[START OF TASK MATERIAL]
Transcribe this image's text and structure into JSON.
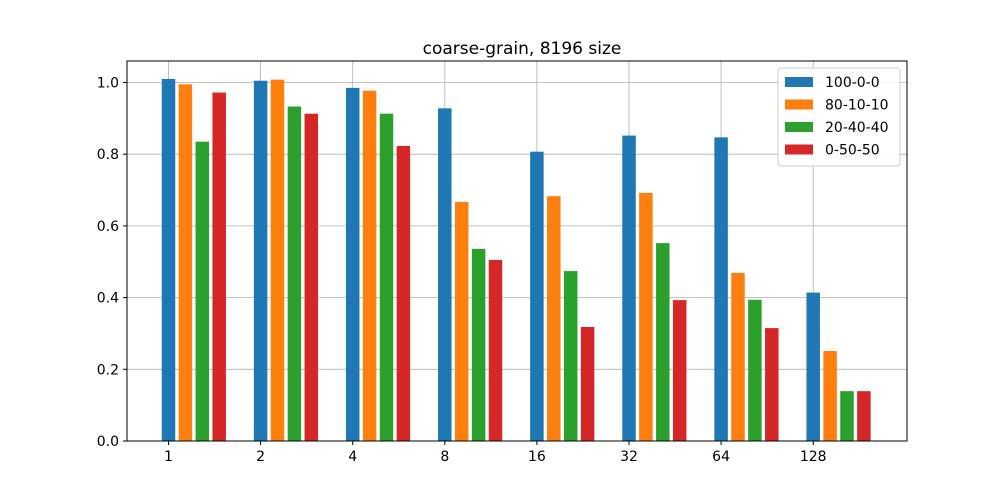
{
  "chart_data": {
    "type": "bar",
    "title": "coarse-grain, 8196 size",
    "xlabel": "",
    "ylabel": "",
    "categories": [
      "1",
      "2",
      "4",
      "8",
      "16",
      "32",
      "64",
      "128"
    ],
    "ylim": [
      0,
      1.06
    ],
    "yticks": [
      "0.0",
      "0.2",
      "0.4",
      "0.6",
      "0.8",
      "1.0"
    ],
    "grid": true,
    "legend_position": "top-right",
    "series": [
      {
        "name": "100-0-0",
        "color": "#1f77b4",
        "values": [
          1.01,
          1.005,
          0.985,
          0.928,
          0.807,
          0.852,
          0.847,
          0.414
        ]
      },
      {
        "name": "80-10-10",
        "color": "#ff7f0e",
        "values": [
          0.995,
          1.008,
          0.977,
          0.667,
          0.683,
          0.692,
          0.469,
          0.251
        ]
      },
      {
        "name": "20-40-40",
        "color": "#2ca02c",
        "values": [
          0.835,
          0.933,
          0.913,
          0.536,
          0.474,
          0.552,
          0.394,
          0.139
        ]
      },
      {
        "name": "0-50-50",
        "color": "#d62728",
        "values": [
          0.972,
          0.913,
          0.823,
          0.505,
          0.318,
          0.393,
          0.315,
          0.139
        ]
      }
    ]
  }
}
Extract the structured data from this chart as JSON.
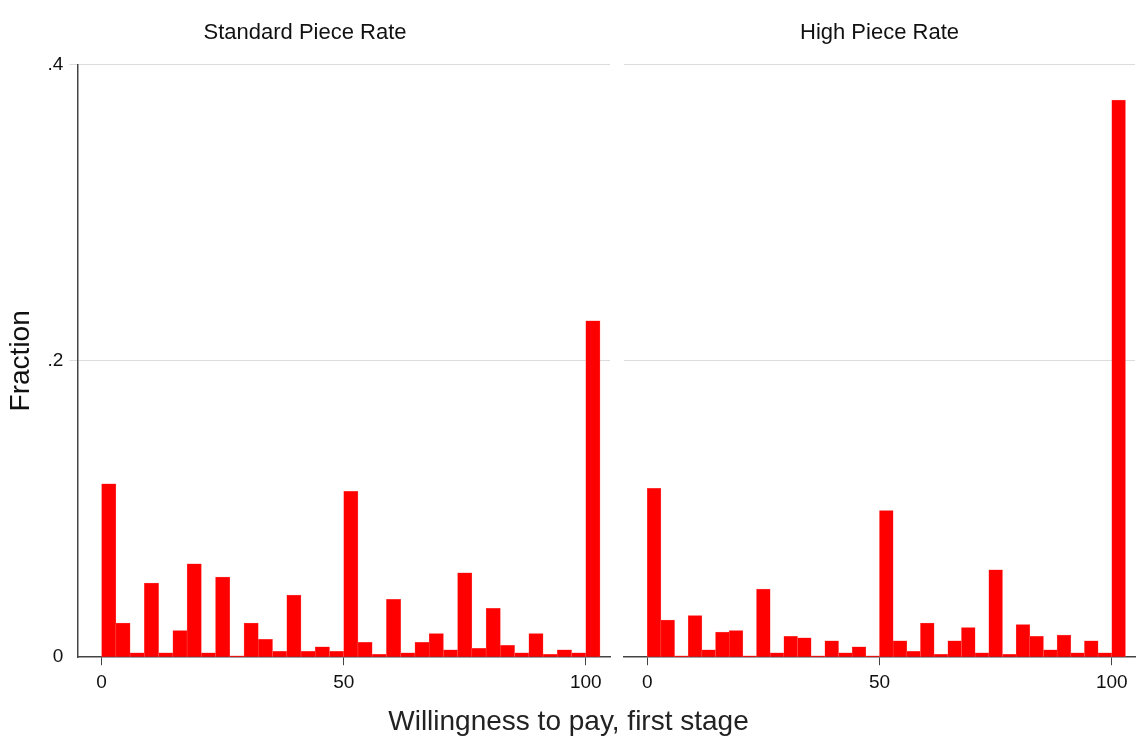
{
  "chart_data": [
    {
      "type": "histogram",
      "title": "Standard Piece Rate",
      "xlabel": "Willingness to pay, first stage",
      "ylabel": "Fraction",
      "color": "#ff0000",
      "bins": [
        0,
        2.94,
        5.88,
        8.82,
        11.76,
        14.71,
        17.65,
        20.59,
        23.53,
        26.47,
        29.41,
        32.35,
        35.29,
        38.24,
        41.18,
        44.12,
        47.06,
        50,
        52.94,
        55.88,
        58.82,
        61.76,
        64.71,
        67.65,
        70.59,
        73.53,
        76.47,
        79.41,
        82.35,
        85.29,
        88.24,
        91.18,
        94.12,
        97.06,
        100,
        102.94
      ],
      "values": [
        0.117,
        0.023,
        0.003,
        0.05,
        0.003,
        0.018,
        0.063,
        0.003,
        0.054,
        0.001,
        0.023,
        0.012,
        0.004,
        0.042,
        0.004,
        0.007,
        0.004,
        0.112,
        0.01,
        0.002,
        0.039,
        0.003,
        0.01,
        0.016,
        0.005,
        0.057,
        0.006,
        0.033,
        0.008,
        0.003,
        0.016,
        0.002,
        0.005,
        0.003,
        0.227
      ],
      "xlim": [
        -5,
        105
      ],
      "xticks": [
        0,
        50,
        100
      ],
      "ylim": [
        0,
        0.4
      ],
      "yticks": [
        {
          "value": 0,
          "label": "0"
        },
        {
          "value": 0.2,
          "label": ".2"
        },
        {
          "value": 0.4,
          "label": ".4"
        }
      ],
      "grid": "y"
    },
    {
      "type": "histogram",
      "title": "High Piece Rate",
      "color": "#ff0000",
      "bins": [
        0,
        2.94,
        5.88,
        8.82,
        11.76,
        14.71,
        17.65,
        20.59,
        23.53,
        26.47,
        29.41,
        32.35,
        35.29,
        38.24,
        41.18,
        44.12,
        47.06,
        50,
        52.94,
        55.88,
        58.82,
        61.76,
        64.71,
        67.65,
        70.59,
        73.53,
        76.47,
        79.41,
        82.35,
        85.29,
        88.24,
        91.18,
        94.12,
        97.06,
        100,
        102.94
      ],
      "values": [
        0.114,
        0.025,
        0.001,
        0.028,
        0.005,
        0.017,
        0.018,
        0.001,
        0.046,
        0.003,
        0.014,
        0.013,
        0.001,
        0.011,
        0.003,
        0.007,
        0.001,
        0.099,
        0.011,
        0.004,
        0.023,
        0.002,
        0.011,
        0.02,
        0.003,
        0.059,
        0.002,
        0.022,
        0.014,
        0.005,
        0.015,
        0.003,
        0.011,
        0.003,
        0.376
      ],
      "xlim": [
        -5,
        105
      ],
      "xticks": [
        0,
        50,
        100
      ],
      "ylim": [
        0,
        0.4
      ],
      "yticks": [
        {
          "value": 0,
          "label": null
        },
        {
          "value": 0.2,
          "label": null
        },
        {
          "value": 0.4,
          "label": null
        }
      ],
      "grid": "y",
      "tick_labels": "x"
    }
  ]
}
[END OF TASK MATERIAL]
◆ EXERCISE DETAILS ◆
Verbatim reproduction of every record is required; images are left out.

◆ TASK SOLUTION ◆
Transcribe this image's text and structure into JSON.
{
  "chart_data": {
    "type": "bar",
    "title": "coarse-grain, 8196 size",
    "xlabel": "",
    "ylabel": "",
    "categories": [
      "1",
      "2",
      "4",
      "8",
      "16",
      "32",
      "64",
      "128"
    ],
    "ylim": [
      0,
      1.06
    ],
    "yticks": [
      "0.0",
      "0.2",
      "0.4",
      "0.6",
      "0.8",
      "1.0"
    ],
    "grid": true,
    "legend_position": "top-right",
    "series": [
      {
        "name": "100-0-0",
        "color": "#1f77b4",
        "values": [
          1.01,
          1.005,
          0.985,
          0.928,
          0.807,
          0.852,
          0.847,
          0.414
        ]
      },
      {
        "name": "80-10-10",
        "color": "#ff7f0e",
        "values": [
          0.995,
          1.008,
          0.977,
          0.667,
          0.683,
          0.692,
          0.469,
          0.251
        ]
      },
      {
        "name": "20-40-40",
        "color": "#2ca02c",
        "values": [
          0.835,
          0.933,
          0.913,
          0.536,
          0.474,
          0.552,
          0.394,
          0.139
        ]
      },
      {
        "name": "0-50-50",
        "color": "#d62728",
        "values": [
          0.972,
          0.913,
          0.823,
          0.505,
          0.318,
          0.393,
          0.315,
          0.139
        ]
      }
    ]
  }
}
Extract the structured data from this chart as JSON.
{
  "chart_data": [
    {
      "type": "histogram",
      "title": "Standard Piece Rate",
      "xlabel": "Willingness to pay, first stage",
      "ylabel": "Fraction",
      "color": "#ff0000",
      "bins": [
        0,
        2.94,
        5.88,
        8.82,
        11.76,
        14.71,
        17.65,
        20.59,
        23.53,
        26.47,
        29.41,
        32.35,
        35.29,
        38.24,
        41.18,
        44.12,
        47.06,
        50,
        52.94,
        55.88,
        58.82,
        61.76,
        64.71,
        67.65,
        70.59,
        73.53,
        76.47,
        79.41,
        82.35,
        85.29,
        88.24,
        91.18,
        94.12,
        97.06,
        100,
        102.94
      ],
      "values": [
        0.117,
        0.023,
        0.003,
        0.05,
        0.003,
        0.018,
        0.063,
        0.003,
        0.054,
        0.001,
        0.023,
        0.012,
        0.004,
        0.042,
        0.004,
        0.007,
        0.004,
        0.112,
        0.01,
        0.002,
        0.039,
        0.003,
        0.01,
        0.016,
        0.005,
        0.057,
        0.006,
        0.033,
        0.008,
        0.003,
        0.016,
        0.002,
        0.005,
        0.003,
        0.227
      ],
      "xlim": [
        -5,
        105
      ],
      "xticks": [
        0,
        50,
        100
      ],
      "ylim": [
        0,
        0.4
      ],
      "yticks": [
        {
          "value": 0,
          "label": "0"
        },
        {
          "value": 0.2,
          "label": ".2"
        },
        {
          "value": 0.4,
          "label": ".4"
        }
      ],
      "grid": "y"
    },
    {
      "type": "histogram",
      "title": "High Piece Rate",
      "color": "#ff0000",
      "bins": [
        0,
        2.94,
        5.88,
        8.82,
        11.76,
        14.71,
        17.65,
        20.59,
        23.53,
        26.47,
        29.41,
        32.35,
        35.29,
        38.24,
        41.18,
        44.12,
        47.06,
        50,
        52.94,
        55.88,
        58.82,
        61.76,
        64.71,
        67.65,
        70.59,
        73.53,
        76.47,
        79.41,
        82.35,
        85.29,
        88.24,
        91.18,
        94.12,
        97.06,
        100,
        102.94
      ],
      "values": [
        0.114,
        0.025,
        0.001,
        0.028,
        0.005,
        0.017,
        0.018,
        0.001,
        0.046,
        0.003,
        0.014,
        0.013,
        0.001,
        0.011,
        0.003,
        0.007,
        0.001,
        0.099,
        0.011,
        0.004,
        0.023,
        0.002,
        0.011,
        0.02,
        0.003,
        0.059,
        0.002,
        0.022,
        0.014,
        0.005,
        0.015,
        0.003,
        0.011,
        0.003,
        0.376
      ],
      "xlim": [
        -5,
        105
      ],
      "xticks": [
        0,
        50,
        100
      ],
      "ylim": [
        0,
        0.4
      ],
      "yticks": [
        {
          "value": 0,
          "label": null
        },
        {
          "value": 0.2,
          "label": null
        },
        {
          "value": 0.4,
          "label": null
        }
      ],
      "grid": "y",
      "tick_labels": "x"
    }
  ]
}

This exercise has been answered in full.